**PROVIDED ENTRIES**

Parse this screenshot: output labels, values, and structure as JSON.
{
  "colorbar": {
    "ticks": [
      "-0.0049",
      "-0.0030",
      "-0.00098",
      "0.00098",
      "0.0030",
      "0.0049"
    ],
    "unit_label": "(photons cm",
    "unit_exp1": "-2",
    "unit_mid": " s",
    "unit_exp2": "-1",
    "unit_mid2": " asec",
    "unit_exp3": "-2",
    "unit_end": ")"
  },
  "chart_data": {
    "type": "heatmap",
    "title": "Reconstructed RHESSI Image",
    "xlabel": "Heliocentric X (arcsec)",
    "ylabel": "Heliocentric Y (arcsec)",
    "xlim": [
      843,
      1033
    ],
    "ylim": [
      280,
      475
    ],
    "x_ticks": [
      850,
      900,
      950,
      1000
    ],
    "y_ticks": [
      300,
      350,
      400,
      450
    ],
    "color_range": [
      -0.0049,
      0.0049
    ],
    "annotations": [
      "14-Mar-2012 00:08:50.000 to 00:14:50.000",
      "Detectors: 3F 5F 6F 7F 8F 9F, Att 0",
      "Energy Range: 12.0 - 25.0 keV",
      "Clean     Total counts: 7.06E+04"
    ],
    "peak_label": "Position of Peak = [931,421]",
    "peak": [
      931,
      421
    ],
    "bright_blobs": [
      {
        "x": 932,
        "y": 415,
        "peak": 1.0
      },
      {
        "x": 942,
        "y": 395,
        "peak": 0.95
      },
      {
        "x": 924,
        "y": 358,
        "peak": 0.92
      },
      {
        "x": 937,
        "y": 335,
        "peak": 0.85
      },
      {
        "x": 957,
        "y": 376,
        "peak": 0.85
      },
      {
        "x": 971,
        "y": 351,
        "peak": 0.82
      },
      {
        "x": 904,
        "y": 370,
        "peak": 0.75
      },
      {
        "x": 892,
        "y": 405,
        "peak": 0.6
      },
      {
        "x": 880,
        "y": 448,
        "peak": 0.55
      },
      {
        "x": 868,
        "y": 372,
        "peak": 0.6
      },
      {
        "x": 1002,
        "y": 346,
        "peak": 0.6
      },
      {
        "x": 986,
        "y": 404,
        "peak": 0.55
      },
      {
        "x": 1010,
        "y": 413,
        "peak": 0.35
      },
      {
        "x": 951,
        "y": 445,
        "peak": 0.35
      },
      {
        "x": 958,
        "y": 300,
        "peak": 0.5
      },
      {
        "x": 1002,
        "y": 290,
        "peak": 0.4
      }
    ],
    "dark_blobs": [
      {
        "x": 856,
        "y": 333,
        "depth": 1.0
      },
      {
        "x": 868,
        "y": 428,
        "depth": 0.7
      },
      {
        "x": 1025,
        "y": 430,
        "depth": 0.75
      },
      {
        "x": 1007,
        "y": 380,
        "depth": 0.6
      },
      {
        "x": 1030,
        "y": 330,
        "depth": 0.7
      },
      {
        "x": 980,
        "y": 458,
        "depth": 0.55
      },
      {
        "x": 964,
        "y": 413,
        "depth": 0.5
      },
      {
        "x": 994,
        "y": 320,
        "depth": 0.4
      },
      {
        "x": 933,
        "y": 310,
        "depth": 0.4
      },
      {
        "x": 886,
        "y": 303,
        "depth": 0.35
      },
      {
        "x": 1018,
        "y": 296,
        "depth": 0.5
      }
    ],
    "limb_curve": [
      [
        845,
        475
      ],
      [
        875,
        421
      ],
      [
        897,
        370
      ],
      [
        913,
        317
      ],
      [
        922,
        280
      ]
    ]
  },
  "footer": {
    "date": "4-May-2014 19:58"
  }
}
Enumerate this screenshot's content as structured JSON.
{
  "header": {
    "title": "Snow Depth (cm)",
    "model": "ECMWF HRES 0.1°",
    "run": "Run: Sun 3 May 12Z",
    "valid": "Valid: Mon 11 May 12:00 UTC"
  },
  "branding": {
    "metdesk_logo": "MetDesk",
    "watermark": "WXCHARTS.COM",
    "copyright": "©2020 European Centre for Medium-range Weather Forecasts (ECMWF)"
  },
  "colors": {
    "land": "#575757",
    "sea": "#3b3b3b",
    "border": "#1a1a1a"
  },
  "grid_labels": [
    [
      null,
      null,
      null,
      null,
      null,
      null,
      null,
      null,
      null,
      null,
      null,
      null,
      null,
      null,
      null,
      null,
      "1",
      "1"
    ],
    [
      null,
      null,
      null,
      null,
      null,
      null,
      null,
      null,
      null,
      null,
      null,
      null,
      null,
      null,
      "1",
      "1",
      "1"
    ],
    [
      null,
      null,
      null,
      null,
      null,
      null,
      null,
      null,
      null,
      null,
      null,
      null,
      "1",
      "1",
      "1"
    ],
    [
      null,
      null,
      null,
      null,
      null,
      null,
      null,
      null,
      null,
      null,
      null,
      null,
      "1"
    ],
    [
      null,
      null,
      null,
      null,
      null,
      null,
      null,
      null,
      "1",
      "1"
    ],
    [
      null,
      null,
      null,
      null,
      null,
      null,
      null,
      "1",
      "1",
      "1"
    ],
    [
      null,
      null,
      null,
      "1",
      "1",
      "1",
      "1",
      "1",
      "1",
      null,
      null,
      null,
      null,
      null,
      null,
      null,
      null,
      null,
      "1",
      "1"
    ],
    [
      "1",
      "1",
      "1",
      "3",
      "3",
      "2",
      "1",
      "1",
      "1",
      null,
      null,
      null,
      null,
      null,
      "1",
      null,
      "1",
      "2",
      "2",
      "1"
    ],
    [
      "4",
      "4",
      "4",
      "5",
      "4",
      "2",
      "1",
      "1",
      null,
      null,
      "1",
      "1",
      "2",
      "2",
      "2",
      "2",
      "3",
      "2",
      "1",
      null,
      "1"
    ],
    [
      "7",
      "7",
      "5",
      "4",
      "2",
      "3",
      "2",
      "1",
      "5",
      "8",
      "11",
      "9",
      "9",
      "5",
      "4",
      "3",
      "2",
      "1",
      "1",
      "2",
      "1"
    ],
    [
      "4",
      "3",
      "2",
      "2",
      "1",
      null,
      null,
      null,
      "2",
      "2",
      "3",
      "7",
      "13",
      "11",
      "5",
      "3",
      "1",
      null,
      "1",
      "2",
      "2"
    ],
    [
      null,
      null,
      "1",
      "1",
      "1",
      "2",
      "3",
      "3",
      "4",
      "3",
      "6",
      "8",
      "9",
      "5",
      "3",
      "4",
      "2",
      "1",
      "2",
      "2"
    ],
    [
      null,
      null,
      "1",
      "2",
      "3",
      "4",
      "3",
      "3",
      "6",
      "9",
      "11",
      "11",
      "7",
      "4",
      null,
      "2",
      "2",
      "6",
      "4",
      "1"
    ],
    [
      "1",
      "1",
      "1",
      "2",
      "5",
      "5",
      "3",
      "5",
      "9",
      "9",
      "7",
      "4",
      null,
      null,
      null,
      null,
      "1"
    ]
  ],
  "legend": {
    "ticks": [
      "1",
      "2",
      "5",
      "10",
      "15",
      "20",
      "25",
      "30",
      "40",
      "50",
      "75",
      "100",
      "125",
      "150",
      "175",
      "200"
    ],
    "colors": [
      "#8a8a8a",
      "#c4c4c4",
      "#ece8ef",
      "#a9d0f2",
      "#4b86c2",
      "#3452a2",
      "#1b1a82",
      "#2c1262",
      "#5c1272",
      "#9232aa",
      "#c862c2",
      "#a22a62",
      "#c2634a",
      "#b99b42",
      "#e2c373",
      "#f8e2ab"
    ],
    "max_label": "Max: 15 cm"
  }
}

**REQUIREMENTS**
Restate the data above exactly, keeping each word as it stands.

**ANSWER FOR THIS EXERCISE**
Parse this screenshot: output labels, values, and structure as JSON.
{
  "colorbar": {
    "ticks": [
      "-0.0049",
      "-0.0030",
      "-0.00098",
      "0.00098",
      "0.0030",
      "0.0049"
    ],
    "unit_label": "(photons cm",
    "unit_exp1": "-2",
    "unit_mid": " s",
    "unit_exp2": "-1",
    "unit_mid2": " asec",
    "unit_exp3": "-2",
    "unit_end": ")"
  },
  "chart_data": {
    "type": "heatmap",
    "title": "Reconstructed RHESSI Image",
    "xlabel": "Heliocentric X (arcsec)",
    "ylabel": "Heliocentric Y (arcsec)",
    "xlim": [
      843,
      1033
    ],
    "ylim": [
      280,
      475
    ],
    "x_ticks": [
      850,
      900,
      950,
      1000
    ],
    "y_ticks": [
      300,
      350,
      400,
      450
    ],
    "color_range": [
      -0.0049,
      0.0049
    ],
    "annotations": [
      "14-Mar-2012 00:08:50.000 to 00:14:50.000",
      "Detectors: 3F 5F 6F 7F 8F 9F, Att 0",
      "Energy Range: 12.0 - 25.0 keV",
      "Clean     Total counts: 7.06E+04"
    ],
    "peak_label": "Position of Peak = [931,421]",
    "peak": [
      931,
      421
    ],
    "bright_blobs": [
      {
        "x": 932,
        "y": 415,
        "peak": 1.0
      },
      {
        "x": 942,
        "y": 395,
        "peak": 0.95
      },
      {
        "x": 924,
        "y": 358,
        "peak": 0.92
      },
      {
        "x": 937,
        "y": 335,
        "peak": 0.85
      },
      {
        "x": 957,
        "y": 376,
        "peak": 0.85
      },
      {
        "x": 971,
        "y": 351,
        "peak": 0.82
      },
      {
        "x": 904,
        "y": 370,
        "peak": 0.75
      },
      {
        "x": 892,
        "y": 405,
        "peak": 0.6
      },
      {
        "x": 880,
        "y": 448,
        "peak": 0.55
      },
      {
        "x": 868,
        "y": 372,
        "peak": 0.6
      },
      {
        "x": 1002,
        "y": 346,
        "peak": 0.6
      },
      {
        "x": 986,
        "y": 404,
        "peak": 0.55
      },
      {
        "x": 1010,
        "y": 413,
        "peak": 0.35
      },
      {
        "x": 951,
        "y": 445,
        "peak": 0.35
      },
      {
        "x": 958,
        "y": 300,
        "peak": 0.5
      },
      {
        "x": 1002,
        "y": 290,
        "peak": 0.4
      }
    ],
    "dark_blobs": [
      {
        "x": 856,
        "y": 333,
        "depth": 1.0
      },
      {
        "x": 868,
        "y": 428,
        "depth": 0.7
      },
      {
        "x": 1025,
        "y": 430,
        "depth": 0.75
      },
      {
        "x": 1007,
        "y": 380,
        "depth": 0.6
      },
      {
        "x": 1030,
        "y": 330,
        "depth": 0.7
      },
      {
        "x": 980,
        "y": 458,
        "depth": 0.55
      },
      {
        "x": 964,
        "y": 413,
        "depth": 0.5
      },
      {
        "x": 994,
        "y": 320,
        "depth": 0.4
      },
      {
        "x": 933,
        "y": 310,
        "depth": 0.4
      },
      {
        "x": 886,
        "y": 303,
        "depth": 0.35
      },
      {
        "x": 1018,
        "y": 296,
        "depth": 0.5
      }
    ],
    "limb_curve": [
      [
        845,
        475
      ],
      [
        875,
        421
      ],
      [
        897,
        370
      ],
      [
        913,
        317
      ],
      [
        922,
        280
      ]
    ]
  },
  "footer": {
    "date": "4-May-2014 19:58"
  }
}
Enumerate this screenshot's content as structured JSON.
{
  "header": {
    "title": "Snow Depth (cm)",
    "model": "ECMWF HRES 0.1°",
    "run": "Run: Sun 3 May 12Z",
    "valid": "Valid: Mon 11 May 12:00 UTC"
  },
  "branding": {
    "metdesk_logo": "MetDesk",
    "watermark": "WXCHARTS.COM",
    "copyright": "©2020 European Centre for Medium-range Weather Forecasts (ECMWF)"
  },
  "colors": {
    "land": "#575757",
    "sea": "#3b3b3b",
    "border": "#1a1a1a"
  },
  "grid_labels": [
    [
      null,
      null,
      null,
      null,
      null,
      null,
      null,
      null,
      null,
      null,
      null,
      null,
      null,
      null,
      null,
      null,
      "1",
      "1"
    ],
    [
      null,
      null,
      null,
      null,
      null,
      null,
      null,
      null,
      null,
      null,
      null,
      null,
      null,
      null,
      "1",
      "1",
      "1"
    ],
    [
      null,
      null,
      null,
      null,
      null,
      null,
      null,
      null,
      null,
      null,
      null,
      null,
      "1",
      "1",
      "1"
    ],
    [
      null,
      null,
      null,
      null,
      null,
      null,
      null,
      null,
      null,
      null,
      null,
      null,
      "1"
    ],
    [
      null,
      null,
      null,
      null,
      null,
      null,
      null,
      null,
      "1",
      "1"
    ],
    [
      null,
      null,
      null,
      null,
      null,
      null,
      null,
      "1",
      "1",
      "1"
    ],
    [
      null,
      null,
      null,
      "1",
      "1",
      "1",
      "1",
      "1",
      "1",
      null,
      null,
      null,
      null,
      null,
      null,
      null,
      null,
      null,
      "1",
      "1"
    ],
    [
      "1",
      "1",
      "1",
      "3",
      "3",
      "2",
      "1",
      "1",
      "1",
      null,
      null,
      null,
      null,
      null,
      "1",
      null,
      "1",
      "2",
      "2",
      "1"
    ],
    [
      "4",
      "4",
      "4",
      "5",
      "4",
      "2",
      "1",
      "1",
      null,
      null,
      "1",
      "1",
      "2",
      "2",
      "2",
      "2",
      "3",
      "2",
      "1",
      null,
      "1"
    ],
    [
      "7",
      "7",
      "5",
      "4",
      "2",
      "3",
      "2",
      "1",
      "5",
      "8",
      "11",
      "9",
      "9",
      "5",
      "4",
      "3",
      "2",
      "1",
      "1",
      "2",
      "1"
    ],
    [
      "4",
      "3",
      "2",
      "2",
      "1",
      null,
      null,
      null,
      "2",
      "2",
      "3",
      "7",
      "13",
      "11",
      "5",
      "3",
      "1",
      null,
      "1",
      "2",
      "2"
    ],
    [
      null,
      null,
      "1",
      "1",
      "1",
      "2",
      "3",
      "3",
      "4",
      "3",
      "6",
      "8",
      "9",
      "5",
      "3",
      "4",
      "2",
      "1",
      "2",
      "2"
    ],
    [
      null,
      null,
      "1",
      "2",
      "3",
      "4",
      "3",
      "3",
      "6",
      "9",
      "11",
      "11",
      "7",
      "4",
      null,
      "2",
      "2",
      "6",
      "4",
      "1"
    ],
    [
      "1",
      "1",
      "1",
      "2",
      "5",
      "5",
      "3",
      "5",
      "9",
      "9",
      "7",
      "4",
      null,
      null,
      null,
      null,
      "1"
    ]
  ],
  "legend": {
    "ticks": [
      "1",
      "2",
      "5",
      "10",
      "15",
      "20",
      "25",
      "30",
      "40",
      "50",
      "75",
      "100",
      "125",
      "150",
      "175",
      "200"
    ],
    "colors": [
      "#8a8a8a",
      "#c4c4c4",
      "#ece8ef",
      "#a9d0f2",
      "#4b86c2",
      "#3452a2",
      "#1b1a82",
      "#2c1262",
      "#5c1272",
      "#9232aa",
      "#c862c2",
      "#a22a62",
      "#c2634a",
      "#b99b42",
      "#e2c373",
      "#f8e2ab"
    ],
    "max_label": "Max: 15 cm"
  }
}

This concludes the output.